(Saved data entries)
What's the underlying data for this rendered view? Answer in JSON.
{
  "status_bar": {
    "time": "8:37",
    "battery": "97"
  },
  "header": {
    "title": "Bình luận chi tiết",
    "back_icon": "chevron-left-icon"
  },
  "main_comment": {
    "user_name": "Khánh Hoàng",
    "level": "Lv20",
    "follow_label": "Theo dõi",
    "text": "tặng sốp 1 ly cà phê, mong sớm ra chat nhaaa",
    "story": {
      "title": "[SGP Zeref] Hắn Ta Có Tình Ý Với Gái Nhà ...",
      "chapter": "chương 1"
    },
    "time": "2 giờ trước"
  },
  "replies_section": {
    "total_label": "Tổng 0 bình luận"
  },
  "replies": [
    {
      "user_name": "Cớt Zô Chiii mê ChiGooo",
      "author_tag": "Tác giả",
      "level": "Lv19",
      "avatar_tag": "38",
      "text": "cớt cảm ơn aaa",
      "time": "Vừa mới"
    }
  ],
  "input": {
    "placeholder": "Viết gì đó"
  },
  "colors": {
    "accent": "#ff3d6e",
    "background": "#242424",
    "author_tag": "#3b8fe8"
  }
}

REQUIRED TASK: Copy out each line of the listing that holds "title".

EXERCISE RESULT:
    "title": "Bình luận chi tiết",
      "title": "[SGP Zeref] Hắn Ta Có Tình Ý Với Gái Nhà ...",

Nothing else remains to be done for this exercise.